**Stated exercise:** Copy the lines of data starting with the line that contains "reference-lines [1239,95,1495,1013]" and going on through the line that contains "x-tick-label-3500: 3500 [305,1034,397,1085]", both included, without any change.

**Exercise inputs:**
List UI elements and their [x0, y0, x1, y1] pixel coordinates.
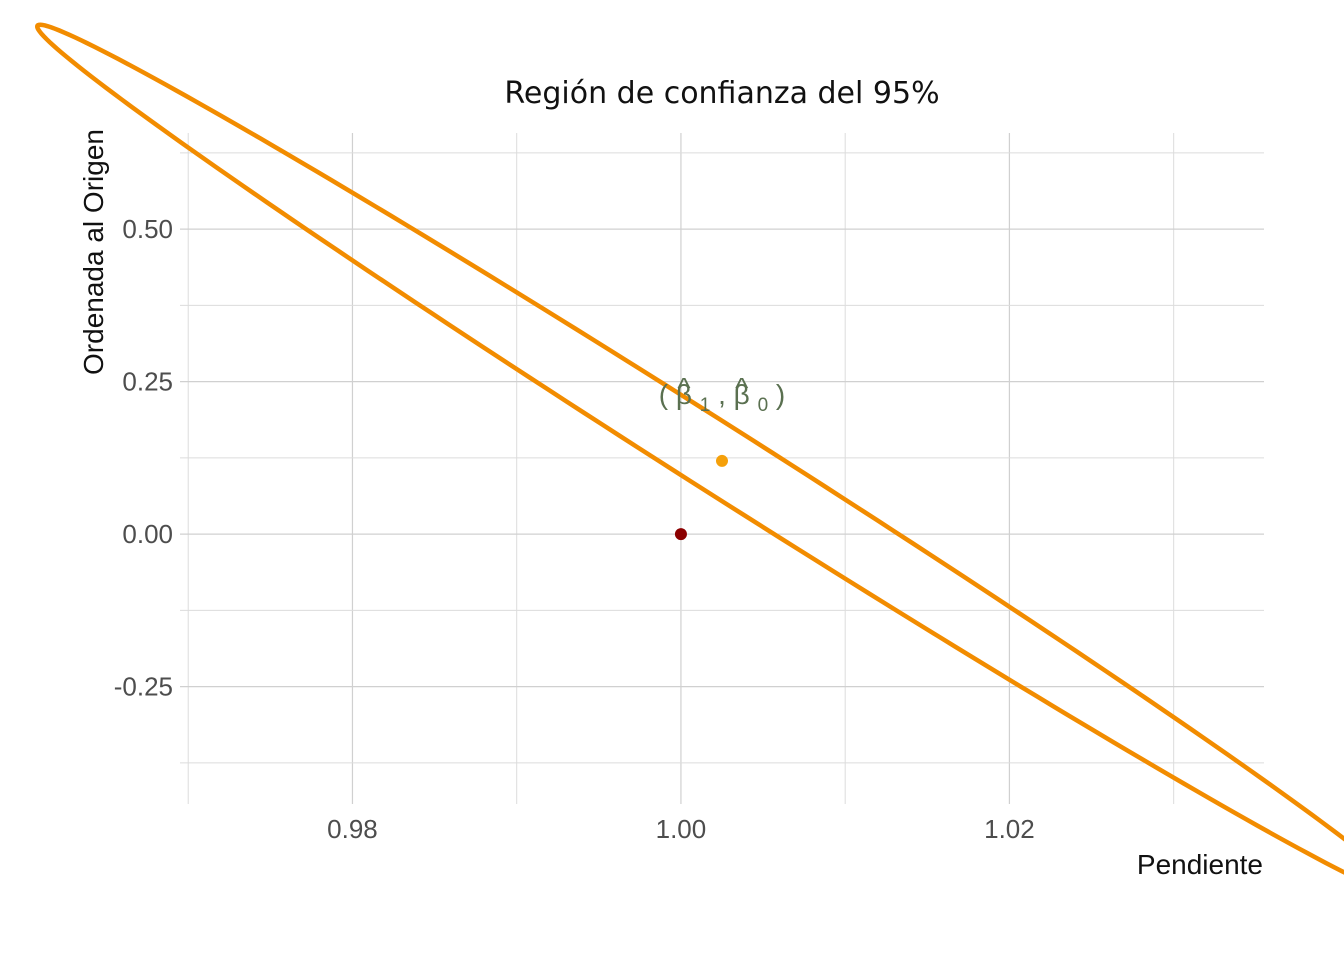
annotation-beta1-subscript: 1: [700, 395, 711, 416]
annotation-close-paren: ): [776, 379, 785, 410]
beta-hat-annotation: ( β 1 , β 0 ): [659, 379, 786, 417]
y-axis-ticks: -0.25 0.00 0.25 0.50: [114, 214, 173, 702]
annotation-beta0: β: [734, 379, 750, 410]
annotation-comma: ,: [718, 379, 726, 410]
annotation-beta0-subscript: 0: [758, 395, 769, 416]
chart-title: Región de confianza del 95%: [504, 76, 939, 111]
true-value-point: [674, 528, 687, 541]
y-tick-label: 0.50: [122, 214, 173, 244]
y-tick-label: -0.25: [114, 672, 173, 702]
confidence-ellipse: [34, 22, 1344, 875]
x-tick-label: 1.02: [984, 814, 1035, 844]
y-tick-label: 0.25: [122, 367, 173, 397]
estimate-point: [716, 454, 728, 467]
x-axis-ticks: 0.98 1.00 1.02: [327, 814, 1035, 844]
grid-lines: [180, 133, 1264, 804]
y-axis-title: Ordenada al Origen: [78, 129, 109, 375]
annotation-open-paren: (: [659, 379, 669, 410]
y-tick-label: 0.00: [122, 519, 173, 549]
x-axis-title: Pendiente: [1137, 849, 1263, 880]
data-points: [674, 454, 728, 541]
x-tick-label: 0.98: [327, 814, 378, 844]
annotation-hat-beta0: ^: [735, 372, 748, 403]
annotation-beta1: β: [676, 379, 692, 410]
x-tick-label: 1.00: [656, 814, 707, 844]
annotation-hat-beta1: ^: [677, 372, 690, 403]
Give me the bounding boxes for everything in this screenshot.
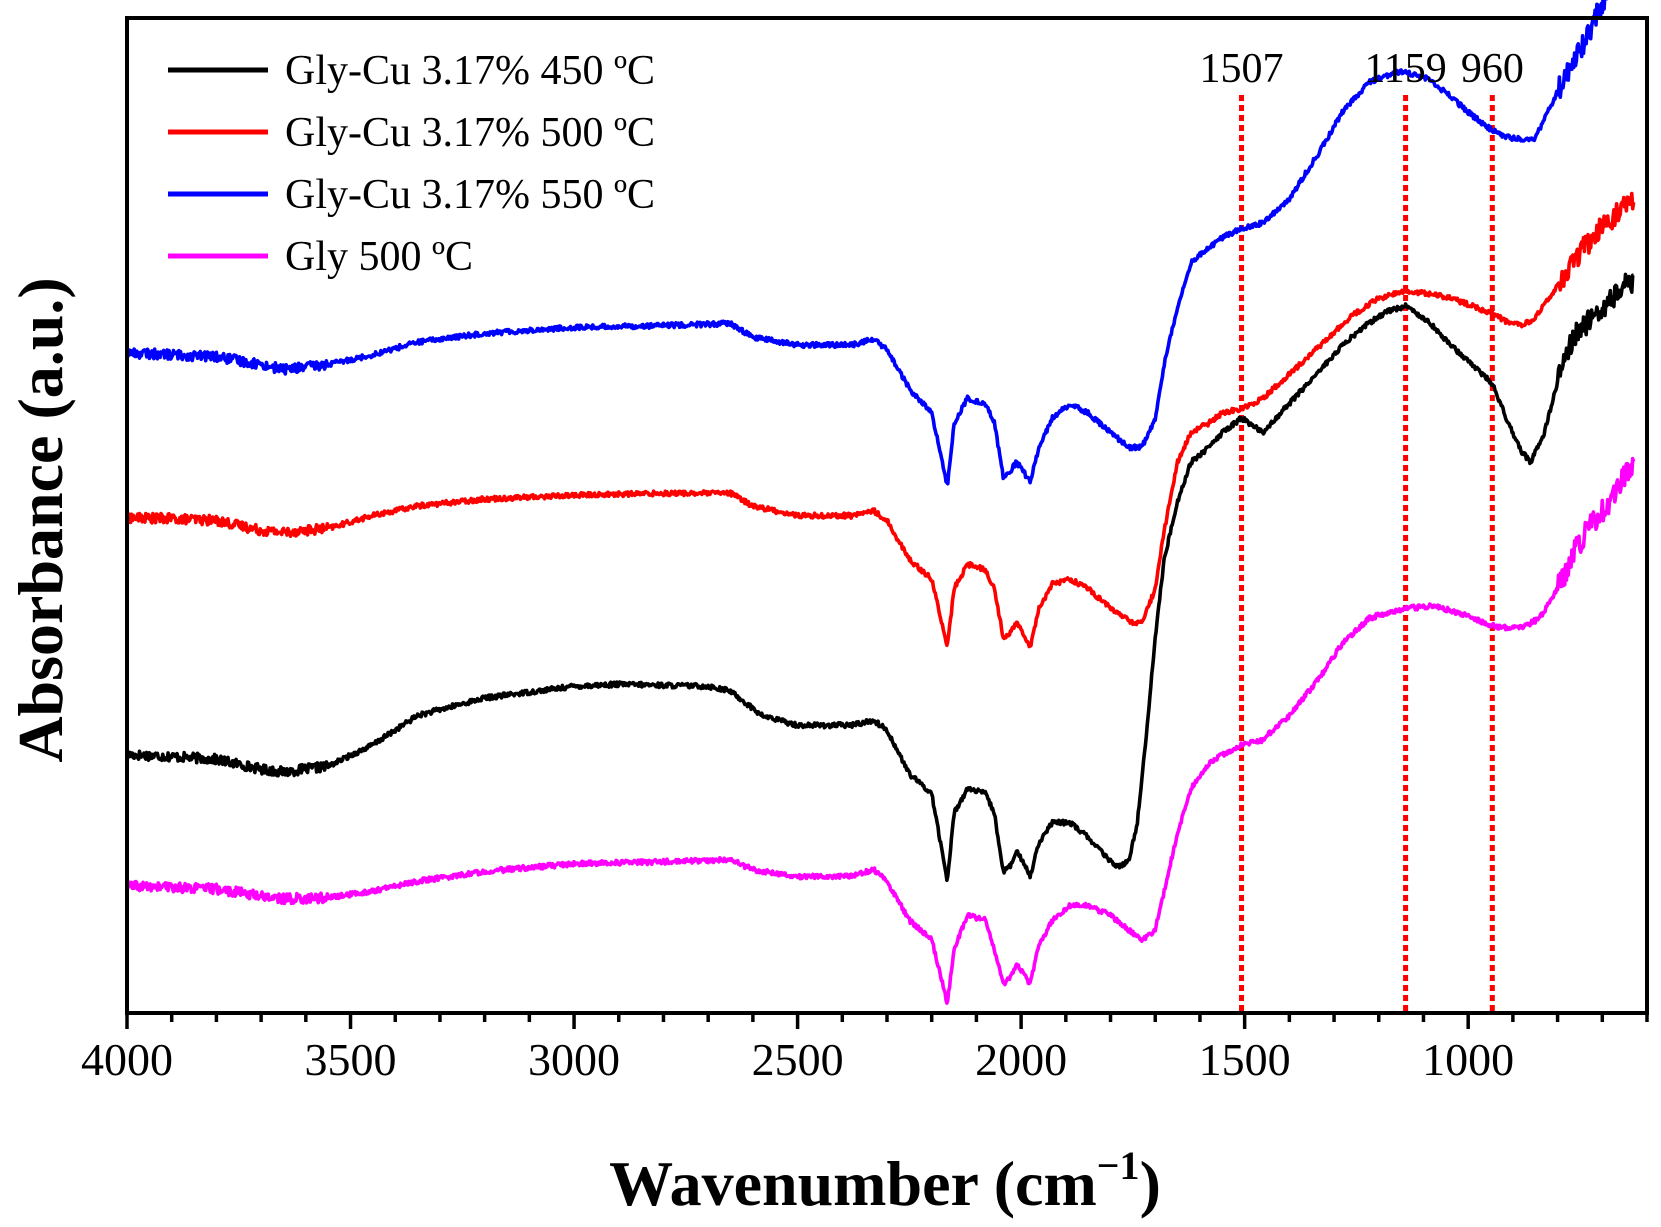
reference-lines [1239,95,1495,1013]
legend-label-gly-cu-3-17-500-c: Gly-Cu 3.17% 500 ºC [285,110,655,156]
x-tick-label-2000: 2000 [975,1034,1067,1085]
series-line-gly-cu-3-17-500-c [125,191,1636,649]
legend-label-gly-cu-3-17-450-c: Gly-Cu 3.17% 450 ºC [285,48,655,94]
x-tick-label-3000: 3000 [528,1034,620,1085]
series-lines [125,0,1636,1005]
peak-label-960: 960 [1461,46,1524,92]
plot-frame [125,16,1649,1015]
legend-label-gly-500-c: Gly 500 ºC [285,234,473,280]
x-tick-label-1000: 1000 [1422,1034,1514,1085]
x-tick-label-1500: 1500 [1199,1034,1291,1085]
series-line-gly-cu-3-17-450-c [125,272,1635,882]
legend: Gly-Cu 3.17% 450 ºC Gly-Cu 3.17% 500 ºC Gl… [168,48,655,280]
x-axis-title: Wavenumber (cm−1) [609,1143,1161,1219]
x-tick-label-3500: 3500 [305,1034,397,1085]
x-tick-label-4000: 4000 [81,1034,173,1085]
peak-label-1507: 1507 [1200,46,1284,92]
series-line-gly-cu-3-17-550-c [125,0,1608,486]
x-axis-ticks: 4000 3500 3000 2500 2000 1500 1000 [81,1013,1649,1085]
x-tick-label-2500: 2500 [752,1034,844,1085]
y-axis-title: Absorbance (a.u.) [5,277,76,762]
peak-labels: 1507 1159 960 [1200,46,1524,92]
legend-label-gly-cu-3-17-550-c: Gly-Cu 3.17% 550 ºC [285,172,655,218]
peak-label-1159: 1159 [1364,46,1446,92]
series-line-gly-500-c [126,456,1636,1005]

**Task response:**
reference-lines [1239,95,1495,1013]
legend-label-gly-cu-3-17-500-c: Gly-Cu 3.17% 500 ºC [285,110,655,156]
x-tick-label-2000: 2000 [975,1034,1067,1085]
series-line-gly-cu-3-17-500-c [125,191,1636,649]
legend-label-gly-cu-3-17-450-c: Gly-Cu 3.17% 450 ºC [285,48,655,94]
x-tick-label-3000: 3000 [528,1034,620,1085]
series-lines [125,0,1636,1005]
peak-label-960: 960 [1461,46,1524,92]
plot-frame [125,16,1649,1015]
legend-label-gly-500-c: Gly 500 ºC [285,234,473,280]
x-tick-label-1000: 1000 [1422,1034,1514,1085]
x-tick-label-1500: 1500 [1199,1034,1291,1085]
series-line-gly-cu-3-17-450-c [125,272,1635,882]
legend: Gly-Cu 3.17% 450 ºC Gly-Cu 3.17% 500 ºC Gl… [168,48,655,280]
x-axis-title: Wavenumber (cm−1) [609,1143,1161,1219]
x-tick-label-3500: 3500 [305,1034,397,1085]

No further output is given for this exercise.